**Record excerpts:**
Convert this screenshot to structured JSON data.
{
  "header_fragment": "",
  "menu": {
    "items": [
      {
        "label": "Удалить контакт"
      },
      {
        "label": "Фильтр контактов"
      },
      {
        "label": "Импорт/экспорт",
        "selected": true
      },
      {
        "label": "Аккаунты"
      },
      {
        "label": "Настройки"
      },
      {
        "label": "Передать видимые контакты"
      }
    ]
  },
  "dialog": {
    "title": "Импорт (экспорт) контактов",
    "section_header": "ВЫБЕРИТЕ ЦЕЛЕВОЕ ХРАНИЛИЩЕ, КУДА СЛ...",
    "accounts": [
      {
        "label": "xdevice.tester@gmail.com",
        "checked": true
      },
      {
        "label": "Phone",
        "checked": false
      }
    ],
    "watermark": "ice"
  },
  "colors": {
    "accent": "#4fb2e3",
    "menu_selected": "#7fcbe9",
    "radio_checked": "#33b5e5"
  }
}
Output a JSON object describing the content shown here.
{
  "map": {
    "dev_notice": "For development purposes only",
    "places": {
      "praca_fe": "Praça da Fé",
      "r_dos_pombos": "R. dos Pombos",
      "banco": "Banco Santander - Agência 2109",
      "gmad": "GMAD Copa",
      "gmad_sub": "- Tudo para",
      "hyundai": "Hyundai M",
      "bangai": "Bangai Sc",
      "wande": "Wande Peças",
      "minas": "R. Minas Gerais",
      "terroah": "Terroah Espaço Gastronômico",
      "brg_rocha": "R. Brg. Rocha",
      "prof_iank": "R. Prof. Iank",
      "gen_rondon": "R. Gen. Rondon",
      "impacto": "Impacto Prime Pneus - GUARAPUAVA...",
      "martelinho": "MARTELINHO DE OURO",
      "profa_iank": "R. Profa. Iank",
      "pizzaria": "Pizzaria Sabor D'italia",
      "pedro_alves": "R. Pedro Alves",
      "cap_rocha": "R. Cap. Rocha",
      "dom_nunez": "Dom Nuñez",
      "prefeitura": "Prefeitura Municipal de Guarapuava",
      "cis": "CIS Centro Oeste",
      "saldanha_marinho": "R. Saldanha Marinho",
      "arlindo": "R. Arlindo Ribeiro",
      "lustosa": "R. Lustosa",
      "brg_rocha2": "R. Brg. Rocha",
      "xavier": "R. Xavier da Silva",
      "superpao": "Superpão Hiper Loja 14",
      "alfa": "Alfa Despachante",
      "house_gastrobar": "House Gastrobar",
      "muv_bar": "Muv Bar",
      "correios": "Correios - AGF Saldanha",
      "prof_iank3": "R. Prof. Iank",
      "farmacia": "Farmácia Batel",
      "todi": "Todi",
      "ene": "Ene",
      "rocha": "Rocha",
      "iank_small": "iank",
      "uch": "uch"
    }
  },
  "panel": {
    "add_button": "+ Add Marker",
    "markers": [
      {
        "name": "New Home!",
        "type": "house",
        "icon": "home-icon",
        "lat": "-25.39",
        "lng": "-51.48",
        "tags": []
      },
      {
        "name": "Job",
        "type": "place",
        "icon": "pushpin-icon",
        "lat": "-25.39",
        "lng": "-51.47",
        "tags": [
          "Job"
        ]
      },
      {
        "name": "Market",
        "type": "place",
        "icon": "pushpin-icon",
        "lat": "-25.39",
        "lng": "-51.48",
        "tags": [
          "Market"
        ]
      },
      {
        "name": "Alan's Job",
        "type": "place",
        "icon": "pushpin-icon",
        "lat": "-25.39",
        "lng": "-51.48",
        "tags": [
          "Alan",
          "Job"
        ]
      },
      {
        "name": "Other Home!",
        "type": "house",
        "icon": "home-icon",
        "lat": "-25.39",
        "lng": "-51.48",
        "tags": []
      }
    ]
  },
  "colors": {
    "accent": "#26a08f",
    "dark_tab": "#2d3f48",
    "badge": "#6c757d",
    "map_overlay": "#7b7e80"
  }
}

**Task to complete:** Copy out each line of the data containing the string "экспорт".

**Response:**
        "label": "Импорт/экспорт",
    "title": "Импорт (экспорт) контактов",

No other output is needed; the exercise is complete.